## [Excerpt to read]

These drugs may be used to relieve neuropathic pain. Gabapentin is used most often, but many others, including carbamazepine, clonazepam, divalproex, lamotrigine, oxcarbazepine, phenytoin, pregabalin, and topiramate, may be tried. Pregabalin can be used to relieve pain caused by nerve damage due to diabetes (diabetic neuropathy) or a complication of shingles (postherpetic neuralgia). Anticonvulsants, such as divalproex, can prevent migraine headaches.


Mexiletine, used to treat abnormal heart rhythms, is sometimes used to treat neuropathic pain. It is similar to local anesthetics that are placed directly on or near a sore area to help reduce pain. Doctors may inject a local anesthetic, such as lidocaine, into the skin to control pain due to an injury or even due to neuropathic pain. Local anesthetics can also be injected in nerves to block pain—a procedure called a nerve block. For example, a sympathetic nerve block involves injecting a local anesthetic into a group of nerves near the spine—in the neck for pain in the upper body or in the lower back for pain in the lower body.

## [Data extract]
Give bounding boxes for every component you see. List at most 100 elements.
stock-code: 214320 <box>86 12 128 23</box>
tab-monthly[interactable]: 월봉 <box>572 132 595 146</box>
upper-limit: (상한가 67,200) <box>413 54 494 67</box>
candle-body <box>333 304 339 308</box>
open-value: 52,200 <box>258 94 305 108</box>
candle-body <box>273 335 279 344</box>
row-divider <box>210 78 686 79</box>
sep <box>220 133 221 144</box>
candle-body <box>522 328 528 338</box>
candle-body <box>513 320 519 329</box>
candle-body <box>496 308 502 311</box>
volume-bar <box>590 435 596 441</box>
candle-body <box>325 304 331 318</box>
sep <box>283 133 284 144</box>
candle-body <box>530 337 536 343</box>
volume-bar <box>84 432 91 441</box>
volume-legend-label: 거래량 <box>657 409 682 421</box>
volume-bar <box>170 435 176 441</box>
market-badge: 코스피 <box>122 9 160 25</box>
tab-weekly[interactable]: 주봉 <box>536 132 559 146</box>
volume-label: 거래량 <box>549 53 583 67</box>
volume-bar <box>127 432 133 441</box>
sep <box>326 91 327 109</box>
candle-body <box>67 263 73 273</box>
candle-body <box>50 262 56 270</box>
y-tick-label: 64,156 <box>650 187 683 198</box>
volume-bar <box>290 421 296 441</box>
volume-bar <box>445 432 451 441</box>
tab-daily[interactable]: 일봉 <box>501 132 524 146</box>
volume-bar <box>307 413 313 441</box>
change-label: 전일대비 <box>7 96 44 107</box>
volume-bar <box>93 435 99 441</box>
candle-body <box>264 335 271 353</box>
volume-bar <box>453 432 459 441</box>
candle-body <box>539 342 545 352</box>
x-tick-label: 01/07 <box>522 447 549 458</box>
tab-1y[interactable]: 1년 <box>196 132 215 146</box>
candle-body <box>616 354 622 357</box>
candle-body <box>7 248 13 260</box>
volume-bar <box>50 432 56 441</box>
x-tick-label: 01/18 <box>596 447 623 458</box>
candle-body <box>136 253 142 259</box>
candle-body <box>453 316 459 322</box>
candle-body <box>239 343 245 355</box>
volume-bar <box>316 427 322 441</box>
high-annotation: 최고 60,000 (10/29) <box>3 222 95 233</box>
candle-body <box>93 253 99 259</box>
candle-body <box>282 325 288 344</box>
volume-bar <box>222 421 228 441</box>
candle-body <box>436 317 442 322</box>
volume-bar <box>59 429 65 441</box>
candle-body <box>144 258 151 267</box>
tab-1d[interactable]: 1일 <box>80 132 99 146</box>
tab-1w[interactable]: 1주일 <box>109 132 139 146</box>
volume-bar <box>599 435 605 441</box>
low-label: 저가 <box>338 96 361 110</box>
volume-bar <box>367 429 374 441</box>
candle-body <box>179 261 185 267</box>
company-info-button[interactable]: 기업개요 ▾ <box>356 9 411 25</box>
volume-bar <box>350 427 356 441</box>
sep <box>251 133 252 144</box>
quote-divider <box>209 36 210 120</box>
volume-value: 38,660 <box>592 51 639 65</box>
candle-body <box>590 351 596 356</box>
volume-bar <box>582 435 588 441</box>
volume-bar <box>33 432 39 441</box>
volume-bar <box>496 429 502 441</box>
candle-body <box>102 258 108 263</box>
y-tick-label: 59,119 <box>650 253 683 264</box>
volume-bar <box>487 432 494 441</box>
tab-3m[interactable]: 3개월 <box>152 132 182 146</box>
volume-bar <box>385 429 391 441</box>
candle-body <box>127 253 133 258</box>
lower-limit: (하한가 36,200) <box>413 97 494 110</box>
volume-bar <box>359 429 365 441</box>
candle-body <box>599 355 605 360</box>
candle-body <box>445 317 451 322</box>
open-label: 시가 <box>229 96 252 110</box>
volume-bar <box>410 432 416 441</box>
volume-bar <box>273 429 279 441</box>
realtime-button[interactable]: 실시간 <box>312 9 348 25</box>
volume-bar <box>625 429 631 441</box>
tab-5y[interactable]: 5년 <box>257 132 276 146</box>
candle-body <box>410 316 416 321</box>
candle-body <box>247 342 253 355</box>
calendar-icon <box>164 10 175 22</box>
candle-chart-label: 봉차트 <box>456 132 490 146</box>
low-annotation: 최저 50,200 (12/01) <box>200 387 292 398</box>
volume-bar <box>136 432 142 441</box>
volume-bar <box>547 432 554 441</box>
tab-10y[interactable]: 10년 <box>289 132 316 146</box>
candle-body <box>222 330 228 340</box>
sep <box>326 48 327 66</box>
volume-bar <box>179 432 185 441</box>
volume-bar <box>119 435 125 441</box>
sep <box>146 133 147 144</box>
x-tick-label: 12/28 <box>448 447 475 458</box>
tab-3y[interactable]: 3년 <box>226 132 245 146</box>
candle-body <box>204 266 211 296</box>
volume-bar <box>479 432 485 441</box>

## [Directions for this task]
Update the passage on drugs for neuropathic pain by writing out everything from "These drugs may" down to "prevent migraine headaches." with "Antiseizure drugs" in place of "Anticonvulsants".

## [Solution to the exercise]
These drugs may be used to relieve neuropathic pain. Gabapentin is used most often, but many others, including carbamazepine, clonazepam, divalproex, lamotrigine, oxcarbazepine, phenytoin, pregabalin, and topiramate, may be tried. Pregabalin can be used to relieve pain caused by nerve damage due to diabetes (diabetic neuropathy) or a complication of shingles (postherpetic neuralgia). Antiseizure drugs, such as divalproex, can prevent migraine headaches.